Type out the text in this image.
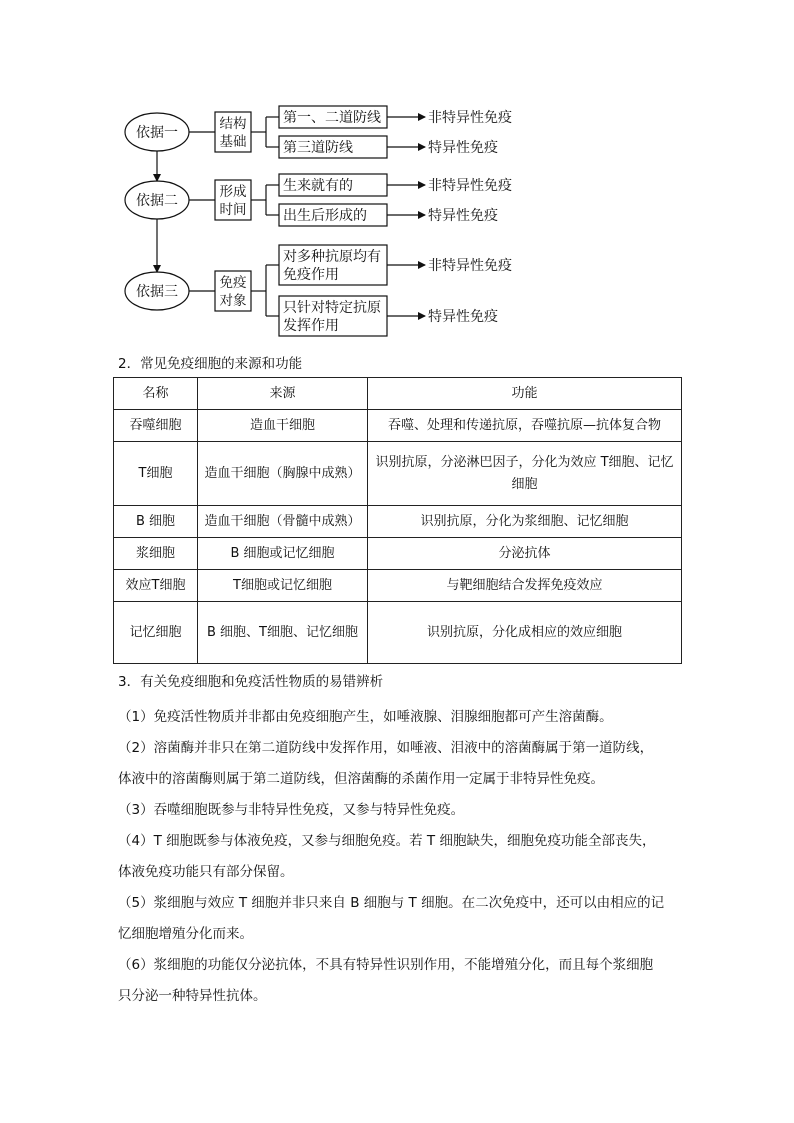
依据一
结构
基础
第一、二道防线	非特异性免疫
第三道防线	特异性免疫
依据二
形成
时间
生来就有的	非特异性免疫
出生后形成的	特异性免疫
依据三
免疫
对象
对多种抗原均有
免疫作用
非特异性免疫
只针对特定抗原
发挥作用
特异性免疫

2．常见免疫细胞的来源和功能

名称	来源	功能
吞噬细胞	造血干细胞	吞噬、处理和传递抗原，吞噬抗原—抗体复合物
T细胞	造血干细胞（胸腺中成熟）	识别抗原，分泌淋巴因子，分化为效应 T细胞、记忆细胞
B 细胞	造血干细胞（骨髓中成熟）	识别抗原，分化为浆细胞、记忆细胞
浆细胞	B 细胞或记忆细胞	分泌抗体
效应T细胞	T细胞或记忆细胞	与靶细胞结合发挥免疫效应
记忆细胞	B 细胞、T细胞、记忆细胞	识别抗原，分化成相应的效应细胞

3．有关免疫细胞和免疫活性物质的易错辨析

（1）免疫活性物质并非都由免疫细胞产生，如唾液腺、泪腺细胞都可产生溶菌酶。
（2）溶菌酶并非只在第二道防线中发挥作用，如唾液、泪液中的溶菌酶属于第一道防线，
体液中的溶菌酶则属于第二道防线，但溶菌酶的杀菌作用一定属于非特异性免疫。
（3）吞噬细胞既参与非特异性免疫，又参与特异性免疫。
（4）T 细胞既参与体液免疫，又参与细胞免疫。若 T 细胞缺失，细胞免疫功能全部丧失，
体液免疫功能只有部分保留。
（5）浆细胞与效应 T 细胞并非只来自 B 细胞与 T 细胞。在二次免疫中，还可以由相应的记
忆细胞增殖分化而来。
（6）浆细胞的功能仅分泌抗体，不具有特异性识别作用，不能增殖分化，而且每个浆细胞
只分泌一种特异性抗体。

REQUIREMENTS => Your copy should repeat each entry above exactly but contain no pictures.

EXPECTED OUTPUT =>
Type out the text in this image.
依据一
结构
基础
第一、二道防线	非特异性免疫
第三道防线	特异性免疫
依据二
形成
时间
生来就有的	非特异性免疫
出生后形成的	特异性免疫
依据三
免疫
对象
对多种抗原均有
免疫作用
非特异性免疫
只针对特定抗原
发挥作用
特异性免疫

2．常见免疫细胞的来源和功能

名称	来源	功能
吞噬细胞	造血干细胞	吞噬、处理和传递抗原，吞噬抗原—抗体复合物
T细胞	造血干细胞（胸腺中成熟）	识别抗原，分泌淋巴因子，分化为效应 T细胞、记忆细胞
B 细胞	造血干细胞（骨髓中成熟）	识别抗原，分化为浆细胞、记忆细胞
浆细胞	B 细胞或记忆细胞	分泌抗体
效应T细胞	T细胞或记忆细胞	与靶细胞结合发挥免疫效应
记忆细胞	B 细胞、T细胞、记忆细胞	识别抗原，分化成相应的效应细胞

3．有关免疫细胞和免疫活性物质的易错辨析

（1）免疫活性物质并非都由免疫细胞产生，如唾液腺、泪腺细胞都可产生溶菌酶。
（2）溶菌酶并非只在第二道防线中发挥作用，如唾液、泪液中的溶菌酶属于第一道防线，
体液中的溶菌酶则属于第二道防线，但溶菌酶的杀菌作用一定属于非特异性免疫。
（3）吞噬细胞既参与非特异性免疫，又参与特异性免疫。
（4）T 细胞既参与体液免疫，又参与细胞免疫。若 T 细胞缺失，细胞免疫功能全部丧失，
体液免疫功能只有部分保留。
（5）浆细胞与效应 T 细胞并非只来自 B 细胞与 T 细胞。在二次免疫中，还可以由相应的记
忆细胞增殖分化而来。
（6）浆细胞的功能仅分泌抗体，不具有特异性识别作用，不能增殖分化，而且每个浆细胞
只分泌一种特异性抗体。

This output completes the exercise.